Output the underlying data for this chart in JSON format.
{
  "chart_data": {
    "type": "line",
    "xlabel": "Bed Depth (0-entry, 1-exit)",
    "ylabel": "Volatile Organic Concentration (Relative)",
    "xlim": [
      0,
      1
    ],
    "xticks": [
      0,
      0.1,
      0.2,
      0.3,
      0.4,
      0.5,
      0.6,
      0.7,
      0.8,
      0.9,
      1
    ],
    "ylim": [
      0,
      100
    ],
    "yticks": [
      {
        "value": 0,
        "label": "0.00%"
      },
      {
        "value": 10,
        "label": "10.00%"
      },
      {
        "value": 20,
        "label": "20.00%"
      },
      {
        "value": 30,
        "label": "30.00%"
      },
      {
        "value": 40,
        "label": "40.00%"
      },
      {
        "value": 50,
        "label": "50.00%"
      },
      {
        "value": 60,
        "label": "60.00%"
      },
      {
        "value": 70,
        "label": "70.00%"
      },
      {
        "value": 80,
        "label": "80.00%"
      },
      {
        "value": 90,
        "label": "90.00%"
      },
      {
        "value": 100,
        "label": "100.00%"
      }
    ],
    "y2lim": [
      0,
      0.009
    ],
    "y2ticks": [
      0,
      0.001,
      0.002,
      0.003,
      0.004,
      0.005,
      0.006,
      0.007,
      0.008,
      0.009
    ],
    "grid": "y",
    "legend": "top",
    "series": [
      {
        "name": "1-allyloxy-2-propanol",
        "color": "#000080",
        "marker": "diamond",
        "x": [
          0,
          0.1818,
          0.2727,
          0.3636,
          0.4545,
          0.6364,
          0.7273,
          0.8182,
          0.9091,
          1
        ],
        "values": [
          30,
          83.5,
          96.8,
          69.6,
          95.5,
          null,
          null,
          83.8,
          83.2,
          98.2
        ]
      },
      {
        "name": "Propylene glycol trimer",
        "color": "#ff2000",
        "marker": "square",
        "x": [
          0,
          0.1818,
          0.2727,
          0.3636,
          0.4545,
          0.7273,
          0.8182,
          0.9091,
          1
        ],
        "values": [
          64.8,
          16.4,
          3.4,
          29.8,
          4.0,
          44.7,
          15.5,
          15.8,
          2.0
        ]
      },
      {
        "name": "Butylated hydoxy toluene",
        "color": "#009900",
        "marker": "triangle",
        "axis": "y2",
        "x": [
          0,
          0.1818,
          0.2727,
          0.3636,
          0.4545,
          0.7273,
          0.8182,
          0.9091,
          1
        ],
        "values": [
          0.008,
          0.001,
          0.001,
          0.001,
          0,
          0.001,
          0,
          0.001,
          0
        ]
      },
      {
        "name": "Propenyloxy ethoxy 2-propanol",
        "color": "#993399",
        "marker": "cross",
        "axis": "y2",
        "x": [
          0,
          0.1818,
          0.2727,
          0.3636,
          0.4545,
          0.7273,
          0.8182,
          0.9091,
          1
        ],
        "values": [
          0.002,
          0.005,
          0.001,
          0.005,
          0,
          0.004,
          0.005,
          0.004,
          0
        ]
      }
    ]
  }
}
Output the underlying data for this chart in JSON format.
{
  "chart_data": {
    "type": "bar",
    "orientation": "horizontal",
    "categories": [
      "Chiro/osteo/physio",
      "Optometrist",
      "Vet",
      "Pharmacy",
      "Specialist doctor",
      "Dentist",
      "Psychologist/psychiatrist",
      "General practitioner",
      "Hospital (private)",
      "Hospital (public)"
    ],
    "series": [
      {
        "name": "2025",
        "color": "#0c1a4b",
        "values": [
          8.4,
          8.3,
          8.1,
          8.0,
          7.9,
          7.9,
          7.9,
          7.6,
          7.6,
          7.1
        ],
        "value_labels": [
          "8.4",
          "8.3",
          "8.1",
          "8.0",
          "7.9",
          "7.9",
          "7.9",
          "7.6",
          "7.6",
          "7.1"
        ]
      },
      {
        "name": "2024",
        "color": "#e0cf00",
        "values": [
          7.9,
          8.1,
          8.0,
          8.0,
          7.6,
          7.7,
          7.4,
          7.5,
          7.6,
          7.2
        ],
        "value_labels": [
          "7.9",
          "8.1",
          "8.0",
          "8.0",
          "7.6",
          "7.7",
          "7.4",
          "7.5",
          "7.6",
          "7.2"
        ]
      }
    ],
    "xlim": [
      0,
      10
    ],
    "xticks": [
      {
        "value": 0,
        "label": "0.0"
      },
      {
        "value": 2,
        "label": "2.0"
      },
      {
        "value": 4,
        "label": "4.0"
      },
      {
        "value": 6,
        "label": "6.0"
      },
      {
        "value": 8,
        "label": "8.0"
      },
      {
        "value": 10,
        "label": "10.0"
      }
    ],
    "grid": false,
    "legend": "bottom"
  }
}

__EXERCISE__: Each line of the listing should be copied exactly.

__FINAL RESULT__:
Output the underlying data for this chart in JSON format.
{
  "chart_data": {
    "type": "line",
    "xlabel": "Bed Depth (0-entry, 1-exit)",
    "ylabel": "Volatile Organic Concentration (Relative)",
    "xlim": [
      0,
      1
    ],
    "xticks": [
      0,
      0.1,
      0.2,
      0.3,
      0.4,
      0.5,
      0.6,
      0.7,
      0.8,
      0.9,
      1
    ],
    "ylim": [
      0,
      100
    ],
    "yticks": [
      {
        "value": 0,
        "label": "0.00%"
      },
      {
        "value": 10,
        "label": "10.00%"
      },
      {
        "value": 20,
        "label": "20.00%"
      },
      {
        "value": 30,
        "label": "30.00%"
      },
      {
        "value": 40,
        "label": "40.00%"
      },
      {
        "value": 50,
        "label": "50.00%"
      },
      {
        "value": 60,
        "label": "60.00%"
      },
      {
        "value": 70,
        "label": "70.00%"
      },
      {
        "value": 80,
        "label": "80.00%"
      },
      {
        "value": 90,
        "label": "90.00%"
      },
      {
        "value": 100,
        "label": "100.00%"
      }
    ],
    "y2lim": [
      0,
      0.009
    ],
    "y2ticks": [
      0,
      0.001,
      0.002,
      0.003,
      0.004,
      0.005,
      0.006,
      0.007,
      0.008,
      0.009
    ],
    "grid": "y",
    "legend": "top",
    "series": [
      {
        "name": "1-allyloxy-2-propanol",
        "color": "#000080",
        "marker": "diamond",
        "x": [
          0,
          0.1818,
          0.2727,
          0.3636,
          0.4545,
          0.6364,
          0.7273,
          0.8182,
          0.9091,
          1
        ],
        "values": [
          30,
          83.5,
          96.8,
          69.6,
          95.5,
          null,
          null,
          83.8,
          83.2,
          98.2
        ]
      },
      {
        "name": "Propylene glycol trimer",
        "color": "#ff2000",
        "marker": "square",
        "x": [
          0,
          0.1818,
          0.2727,
          0.3636,
          0.4545,
          0.7273,
          0.8182,
          0.9091,
          1
        ],
        "values": [
          64.8,
          16.4,
          3.4,
          29.8,
          4.0,
          44.7,
          15.5,
          15.8,
          2.0
        ]
      },
      {
        "name": "Butylated hydoxy toluene",
        "color": "#009900",
        "marker": "triangle",
        "axis": "y2",
        "x": [
          0,
          0.1818,
          0.2727,
          0.3636,
          0.4545,
          0.7273,
          0.8182,
          0.9091,
          1
        ],
        "values": [
          0.008,
          0.001,
          0.001,
          0.001,
          0,
          0.001,
          0,
          0.001,
          0
        ]
      },
      {
        "name": "Propenyloxy ethoxy 2-propanol",
        "color": "#993399",
        "marker": "cross",
        "axis": "y2",
        "x": [
          0,
          0.1818,
          0.2727,
          0.3636,
          0.4545,
          0.7273,
          0.8182,
          0.9091,
          1
        ],
        "values": [
          0.002,
          0.005,
          0.001,
          0.005,
          0,
          0.004,
          0.005,
          0.004,
          0
        ]
      }
    ]
  }
}
Output the underlying data for this chart in JSON format.
{
  "chart_data": {
    "type": "bar",
    "orientation": "horizontal",
    "categories": [
      "Chiro/osteo/physio",
      "Optometrist",
      "Vet",
      "Pharmacy",
      "Specialist doctor",
      "Dentist",
      "Psychologist/psychiatrist",
      "General practitioner",
      "Hospital (private)",
      "Hospital (public)"
    ],
    "series": [
      {
        "name": "2025",
        "color": "#0c1a4b",
        "values": [
          8.4,
          8.3,
          8.1,
          8.0,
          7.9,
          7.9,
          7.9,
          7.6,
          7.6,
          7.1
        ],
        "value_labels": [
          "8.4",
          "8.3",
          "8.1",
          "8.0",
          "7.9",
          "7.9",
          "7.9",
          "7.6",
          "7.6",
          "7.1"
        ]
      },
      {
        "name": "2024",
        "color": "#e0cf00",
        "values": [
          7.9,
          8.1,
          8.0,
          8.0,
          7.6,
          7.7,
          7.4,
          7.5,
          7.6,
          7.2
        ],
        "value_labels": [
          "7.9",
          "8.1",
          "8.0",
          "8.0",
          "7.6",
          "7.7",
          "7.4",
          "7.5",
          "7.6",
          "7.2"
        ]
      }
    ],
    "xlim": [
      0,
      10
    ],
    "xticks": [
      {
        "value": 0,
        "label": "0.0"
      },
      {
        "value": 2,
        "label": "2.0"
      },
      {
        "value": 4,
        "label": "4.0"
      },
      {
        "value": 6,
        "label": "6.0"
      },
      {
        "value": 8,
        "label": "8.0"
      },
      {
        "value": 10,
        "label": "10.0"
      }
    ],
    "grid": false,
    "legend": "bottom"
  }
}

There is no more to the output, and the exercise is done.